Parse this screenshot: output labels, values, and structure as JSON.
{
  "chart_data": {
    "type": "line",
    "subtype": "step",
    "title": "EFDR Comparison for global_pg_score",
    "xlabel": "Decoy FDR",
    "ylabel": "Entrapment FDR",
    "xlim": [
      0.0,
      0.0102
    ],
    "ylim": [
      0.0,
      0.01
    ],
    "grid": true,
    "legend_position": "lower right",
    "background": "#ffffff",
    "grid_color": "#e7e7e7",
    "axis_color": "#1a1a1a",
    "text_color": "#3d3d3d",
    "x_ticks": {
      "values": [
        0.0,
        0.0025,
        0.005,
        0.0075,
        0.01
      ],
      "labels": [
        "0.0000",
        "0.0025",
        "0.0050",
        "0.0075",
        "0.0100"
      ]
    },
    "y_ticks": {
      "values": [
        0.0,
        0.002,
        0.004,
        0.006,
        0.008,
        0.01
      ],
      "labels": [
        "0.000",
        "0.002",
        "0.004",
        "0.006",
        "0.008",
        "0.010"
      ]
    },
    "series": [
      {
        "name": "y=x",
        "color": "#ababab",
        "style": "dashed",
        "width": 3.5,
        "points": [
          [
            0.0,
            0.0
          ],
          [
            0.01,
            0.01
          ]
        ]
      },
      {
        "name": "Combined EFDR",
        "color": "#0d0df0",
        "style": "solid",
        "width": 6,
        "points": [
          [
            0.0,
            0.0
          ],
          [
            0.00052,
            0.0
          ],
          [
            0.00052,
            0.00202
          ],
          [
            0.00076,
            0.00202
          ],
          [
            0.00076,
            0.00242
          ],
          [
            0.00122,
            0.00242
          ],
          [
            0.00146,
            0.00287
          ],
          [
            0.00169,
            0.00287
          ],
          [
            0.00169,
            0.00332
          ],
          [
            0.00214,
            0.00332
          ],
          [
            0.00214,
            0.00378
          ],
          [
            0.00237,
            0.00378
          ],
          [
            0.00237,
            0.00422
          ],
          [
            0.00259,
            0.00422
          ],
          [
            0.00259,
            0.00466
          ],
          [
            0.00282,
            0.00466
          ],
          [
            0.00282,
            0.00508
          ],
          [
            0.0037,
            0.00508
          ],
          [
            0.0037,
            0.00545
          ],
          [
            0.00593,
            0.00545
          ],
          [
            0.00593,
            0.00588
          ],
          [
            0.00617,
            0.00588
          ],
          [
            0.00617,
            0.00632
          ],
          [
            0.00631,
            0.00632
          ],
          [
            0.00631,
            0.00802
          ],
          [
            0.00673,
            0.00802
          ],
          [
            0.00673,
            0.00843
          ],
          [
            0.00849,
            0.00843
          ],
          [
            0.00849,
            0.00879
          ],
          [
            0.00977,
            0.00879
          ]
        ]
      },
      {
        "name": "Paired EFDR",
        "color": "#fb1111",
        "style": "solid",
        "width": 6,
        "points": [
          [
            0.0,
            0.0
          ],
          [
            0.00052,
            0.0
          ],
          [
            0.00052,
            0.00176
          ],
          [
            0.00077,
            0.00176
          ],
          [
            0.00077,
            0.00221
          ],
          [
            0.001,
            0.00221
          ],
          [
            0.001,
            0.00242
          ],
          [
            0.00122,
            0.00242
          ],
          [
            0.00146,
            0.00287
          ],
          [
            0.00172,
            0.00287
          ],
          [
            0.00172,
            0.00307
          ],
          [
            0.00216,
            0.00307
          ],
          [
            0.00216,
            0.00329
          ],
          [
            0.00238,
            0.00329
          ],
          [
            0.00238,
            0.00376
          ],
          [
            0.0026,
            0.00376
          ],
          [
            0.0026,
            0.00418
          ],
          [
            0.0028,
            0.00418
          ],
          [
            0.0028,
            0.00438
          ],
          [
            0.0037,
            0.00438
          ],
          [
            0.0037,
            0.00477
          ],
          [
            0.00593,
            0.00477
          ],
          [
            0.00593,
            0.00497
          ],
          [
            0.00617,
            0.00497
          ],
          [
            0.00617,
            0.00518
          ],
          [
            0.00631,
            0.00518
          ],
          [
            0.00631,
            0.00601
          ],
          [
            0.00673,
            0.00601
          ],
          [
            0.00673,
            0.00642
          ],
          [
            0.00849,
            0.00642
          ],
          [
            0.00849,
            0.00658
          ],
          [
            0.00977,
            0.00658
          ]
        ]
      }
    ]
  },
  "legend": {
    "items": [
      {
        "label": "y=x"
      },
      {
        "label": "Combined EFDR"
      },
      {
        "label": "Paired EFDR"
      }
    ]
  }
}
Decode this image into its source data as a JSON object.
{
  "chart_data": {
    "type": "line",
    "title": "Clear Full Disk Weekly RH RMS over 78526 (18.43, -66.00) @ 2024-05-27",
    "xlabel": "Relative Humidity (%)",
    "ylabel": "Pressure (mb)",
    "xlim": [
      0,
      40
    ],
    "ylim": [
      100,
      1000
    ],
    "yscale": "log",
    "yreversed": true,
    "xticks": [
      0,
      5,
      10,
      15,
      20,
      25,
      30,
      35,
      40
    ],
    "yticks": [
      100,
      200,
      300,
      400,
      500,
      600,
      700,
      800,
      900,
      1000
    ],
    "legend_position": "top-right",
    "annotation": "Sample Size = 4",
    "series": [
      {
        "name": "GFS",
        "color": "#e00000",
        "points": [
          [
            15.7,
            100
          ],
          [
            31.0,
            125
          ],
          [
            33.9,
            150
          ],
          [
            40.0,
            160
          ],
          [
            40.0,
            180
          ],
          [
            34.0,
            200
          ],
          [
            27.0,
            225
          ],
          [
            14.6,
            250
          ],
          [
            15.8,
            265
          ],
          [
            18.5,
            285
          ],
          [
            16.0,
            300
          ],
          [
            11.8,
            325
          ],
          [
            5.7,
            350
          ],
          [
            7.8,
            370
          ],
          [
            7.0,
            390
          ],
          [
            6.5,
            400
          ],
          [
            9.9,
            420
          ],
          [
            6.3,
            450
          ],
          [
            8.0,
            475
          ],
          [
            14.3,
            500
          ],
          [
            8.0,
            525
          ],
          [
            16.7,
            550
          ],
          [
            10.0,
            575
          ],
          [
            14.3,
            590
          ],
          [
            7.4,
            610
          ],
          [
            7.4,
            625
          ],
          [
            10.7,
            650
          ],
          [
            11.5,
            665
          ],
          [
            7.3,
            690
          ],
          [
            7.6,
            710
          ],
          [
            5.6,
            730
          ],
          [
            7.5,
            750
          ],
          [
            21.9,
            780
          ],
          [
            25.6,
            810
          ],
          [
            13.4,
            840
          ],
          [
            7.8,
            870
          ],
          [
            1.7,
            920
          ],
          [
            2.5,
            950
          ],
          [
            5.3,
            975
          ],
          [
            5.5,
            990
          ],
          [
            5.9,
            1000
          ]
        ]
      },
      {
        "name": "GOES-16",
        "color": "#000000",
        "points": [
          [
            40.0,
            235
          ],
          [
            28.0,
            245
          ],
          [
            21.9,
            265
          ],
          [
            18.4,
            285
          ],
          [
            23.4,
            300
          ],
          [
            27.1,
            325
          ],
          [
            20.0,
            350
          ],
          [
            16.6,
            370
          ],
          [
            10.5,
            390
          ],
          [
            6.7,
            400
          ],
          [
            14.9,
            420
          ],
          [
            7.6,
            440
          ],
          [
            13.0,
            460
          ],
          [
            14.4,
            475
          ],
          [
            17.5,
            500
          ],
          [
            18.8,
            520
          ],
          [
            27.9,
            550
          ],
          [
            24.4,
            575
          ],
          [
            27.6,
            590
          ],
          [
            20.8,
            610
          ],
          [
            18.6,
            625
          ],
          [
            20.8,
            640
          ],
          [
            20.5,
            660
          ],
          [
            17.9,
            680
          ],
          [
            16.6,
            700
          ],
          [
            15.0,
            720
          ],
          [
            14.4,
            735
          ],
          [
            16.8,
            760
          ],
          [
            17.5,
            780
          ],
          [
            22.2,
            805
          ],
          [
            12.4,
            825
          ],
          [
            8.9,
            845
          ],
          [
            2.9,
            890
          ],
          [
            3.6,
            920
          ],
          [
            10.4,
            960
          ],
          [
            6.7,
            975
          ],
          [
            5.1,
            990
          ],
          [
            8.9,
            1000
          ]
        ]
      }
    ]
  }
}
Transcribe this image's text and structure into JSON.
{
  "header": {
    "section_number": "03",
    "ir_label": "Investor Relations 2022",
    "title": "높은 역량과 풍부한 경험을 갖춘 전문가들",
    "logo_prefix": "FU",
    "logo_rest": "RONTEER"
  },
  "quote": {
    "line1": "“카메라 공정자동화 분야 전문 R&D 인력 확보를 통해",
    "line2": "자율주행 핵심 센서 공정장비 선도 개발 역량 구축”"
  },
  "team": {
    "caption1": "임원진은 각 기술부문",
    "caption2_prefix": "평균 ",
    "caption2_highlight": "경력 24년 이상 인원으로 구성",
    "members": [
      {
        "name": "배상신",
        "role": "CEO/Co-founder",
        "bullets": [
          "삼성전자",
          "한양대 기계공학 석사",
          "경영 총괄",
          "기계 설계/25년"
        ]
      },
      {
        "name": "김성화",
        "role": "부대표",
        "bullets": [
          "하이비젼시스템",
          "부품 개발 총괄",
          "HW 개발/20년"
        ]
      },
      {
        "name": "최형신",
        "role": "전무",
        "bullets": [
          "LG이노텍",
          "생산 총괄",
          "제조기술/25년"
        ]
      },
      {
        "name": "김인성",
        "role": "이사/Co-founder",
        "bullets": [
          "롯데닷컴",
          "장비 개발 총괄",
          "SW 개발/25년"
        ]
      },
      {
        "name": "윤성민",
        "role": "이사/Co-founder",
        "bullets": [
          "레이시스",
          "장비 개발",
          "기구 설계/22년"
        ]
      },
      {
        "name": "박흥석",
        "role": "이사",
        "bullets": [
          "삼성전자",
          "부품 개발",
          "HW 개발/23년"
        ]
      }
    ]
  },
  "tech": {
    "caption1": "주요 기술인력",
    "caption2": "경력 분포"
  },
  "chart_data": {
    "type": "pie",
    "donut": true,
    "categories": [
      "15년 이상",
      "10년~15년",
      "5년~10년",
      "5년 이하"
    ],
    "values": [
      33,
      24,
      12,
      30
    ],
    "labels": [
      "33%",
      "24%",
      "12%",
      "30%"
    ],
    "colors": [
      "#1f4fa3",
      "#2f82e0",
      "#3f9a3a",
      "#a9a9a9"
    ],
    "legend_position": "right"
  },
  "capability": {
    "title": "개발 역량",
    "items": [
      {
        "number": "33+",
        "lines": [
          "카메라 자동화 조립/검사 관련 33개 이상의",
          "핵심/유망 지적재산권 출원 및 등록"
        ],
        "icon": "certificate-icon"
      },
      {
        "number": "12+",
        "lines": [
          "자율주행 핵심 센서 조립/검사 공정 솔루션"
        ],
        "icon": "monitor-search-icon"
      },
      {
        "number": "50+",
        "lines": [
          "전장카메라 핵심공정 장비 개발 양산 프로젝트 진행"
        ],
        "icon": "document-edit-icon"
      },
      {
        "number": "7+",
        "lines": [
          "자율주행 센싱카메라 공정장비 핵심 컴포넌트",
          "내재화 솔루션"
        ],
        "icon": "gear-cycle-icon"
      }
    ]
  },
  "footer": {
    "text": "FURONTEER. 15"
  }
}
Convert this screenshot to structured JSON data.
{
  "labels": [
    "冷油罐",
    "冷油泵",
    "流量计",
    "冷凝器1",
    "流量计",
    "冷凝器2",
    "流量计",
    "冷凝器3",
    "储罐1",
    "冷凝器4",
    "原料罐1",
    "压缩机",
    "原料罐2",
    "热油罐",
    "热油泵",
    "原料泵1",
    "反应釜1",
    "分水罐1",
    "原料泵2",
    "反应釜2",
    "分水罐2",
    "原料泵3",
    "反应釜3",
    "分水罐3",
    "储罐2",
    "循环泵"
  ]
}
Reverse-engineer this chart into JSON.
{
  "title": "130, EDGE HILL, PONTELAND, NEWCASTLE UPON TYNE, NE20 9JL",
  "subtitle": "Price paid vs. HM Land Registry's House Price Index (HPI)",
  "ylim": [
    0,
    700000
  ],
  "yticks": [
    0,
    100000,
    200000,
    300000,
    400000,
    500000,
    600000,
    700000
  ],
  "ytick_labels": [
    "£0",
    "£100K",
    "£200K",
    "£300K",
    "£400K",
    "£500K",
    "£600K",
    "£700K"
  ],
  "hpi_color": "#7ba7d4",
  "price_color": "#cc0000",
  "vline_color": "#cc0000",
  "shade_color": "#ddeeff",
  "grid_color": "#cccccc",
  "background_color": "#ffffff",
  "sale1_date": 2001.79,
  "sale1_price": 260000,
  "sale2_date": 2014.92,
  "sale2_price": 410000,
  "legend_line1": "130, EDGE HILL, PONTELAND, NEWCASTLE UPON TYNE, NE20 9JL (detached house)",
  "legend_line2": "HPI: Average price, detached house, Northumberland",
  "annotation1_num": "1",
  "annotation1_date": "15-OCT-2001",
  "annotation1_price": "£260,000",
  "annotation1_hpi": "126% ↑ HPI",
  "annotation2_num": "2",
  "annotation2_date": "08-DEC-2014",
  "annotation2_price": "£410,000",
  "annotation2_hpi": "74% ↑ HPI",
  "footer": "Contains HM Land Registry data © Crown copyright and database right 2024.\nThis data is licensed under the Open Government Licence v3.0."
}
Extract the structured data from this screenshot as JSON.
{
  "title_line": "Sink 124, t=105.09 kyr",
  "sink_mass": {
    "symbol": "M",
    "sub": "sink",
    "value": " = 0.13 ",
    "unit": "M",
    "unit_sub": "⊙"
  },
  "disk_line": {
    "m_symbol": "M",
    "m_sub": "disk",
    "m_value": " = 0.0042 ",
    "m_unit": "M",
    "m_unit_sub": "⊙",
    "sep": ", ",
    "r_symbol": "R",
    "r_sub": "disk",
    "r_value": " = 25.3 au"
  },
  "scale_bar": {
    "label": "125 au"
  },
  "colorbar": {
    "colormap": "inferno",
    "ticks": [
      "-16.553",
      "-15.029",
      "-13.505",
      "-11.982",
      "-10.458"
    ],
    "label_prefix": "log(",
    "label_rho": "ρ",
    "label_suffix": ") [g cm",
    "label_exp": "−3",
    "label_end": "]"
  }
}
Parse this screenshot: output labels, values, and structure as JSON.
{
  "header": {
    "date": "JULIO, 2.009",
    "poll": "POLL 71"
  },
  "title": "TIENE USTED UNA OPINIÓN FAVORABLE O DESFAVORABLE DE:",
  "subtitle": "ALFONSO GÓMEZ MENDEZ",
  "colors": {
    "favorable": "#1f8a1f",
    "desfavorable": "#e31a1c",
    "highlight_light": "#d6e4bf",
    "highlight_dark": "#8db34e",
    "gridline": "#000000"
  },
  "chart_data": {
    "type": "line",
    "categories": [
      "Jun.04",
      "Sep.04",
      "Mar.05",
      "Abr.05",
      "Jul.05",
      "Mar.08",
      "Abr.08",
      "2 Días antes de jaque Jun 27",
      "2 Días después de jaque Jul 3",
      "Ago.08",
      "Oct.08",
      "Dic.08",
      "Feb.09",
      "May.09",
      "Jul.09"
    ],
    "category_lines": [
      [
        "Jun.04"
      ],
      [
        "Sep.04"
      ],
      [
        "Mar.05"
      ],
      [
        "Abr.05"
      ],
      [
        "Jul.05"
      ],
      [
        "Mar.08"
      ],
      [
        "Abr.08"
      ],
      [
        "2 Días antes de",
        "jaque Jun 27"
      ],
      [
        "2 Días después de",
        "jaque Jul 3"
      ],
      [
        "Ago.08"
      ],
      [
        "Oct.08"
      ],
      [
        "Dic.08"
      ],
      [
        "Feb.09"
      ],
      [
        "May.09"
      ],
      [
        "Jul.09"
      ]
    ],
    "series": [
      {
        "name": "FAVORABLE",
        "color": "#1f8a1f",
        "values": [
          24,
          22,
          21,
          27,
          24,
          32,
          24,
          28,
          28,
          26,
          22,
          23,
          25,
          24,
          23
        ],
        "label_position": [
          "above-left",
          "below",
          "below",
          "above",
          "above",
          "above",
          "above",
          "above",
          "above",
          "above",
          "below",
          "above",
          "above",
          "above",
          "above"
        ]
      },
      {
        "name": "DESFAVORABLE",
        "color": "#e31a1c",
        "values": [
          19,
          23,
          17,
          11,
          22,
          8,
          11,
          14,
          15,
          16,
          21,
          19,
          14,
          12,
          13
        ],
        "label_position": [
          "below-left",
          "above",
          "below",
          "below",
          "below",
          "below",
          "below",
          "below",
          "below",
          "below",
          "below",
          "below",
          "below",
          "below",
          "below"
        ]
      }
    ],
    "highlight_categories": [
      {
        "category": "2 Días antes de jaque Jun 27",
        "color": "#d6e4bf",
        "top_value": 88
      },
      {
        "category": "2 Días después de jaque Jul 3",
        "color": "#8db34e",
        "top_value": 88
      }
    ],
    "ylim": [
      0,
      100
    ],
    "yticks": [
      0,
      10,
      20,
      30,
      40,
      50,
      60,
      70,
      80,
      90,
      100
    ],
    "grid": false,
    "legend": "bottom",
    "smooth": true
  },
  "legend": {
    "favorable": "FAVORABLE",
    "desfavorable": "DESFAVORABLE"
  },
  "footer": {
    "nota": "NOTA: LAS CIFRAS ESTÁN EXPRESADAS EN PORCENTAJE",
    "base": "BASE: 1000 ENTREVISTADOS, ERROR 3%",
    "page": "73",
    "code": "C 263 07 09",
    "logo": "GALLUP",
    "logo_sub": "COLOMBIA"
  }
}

- - -

## TASK STATEMENT:
Find the lines that include the string "screenshot", then copy each of them.

## RIGHT ANSWER:
Parse this screenshot: output labels, values, and structure as JSON.
Convert this screenshot to structured JSON data.
Extract the structured data from this screenshot as JSON.
Parse this screenshot: output labels, values, and structure as JSON.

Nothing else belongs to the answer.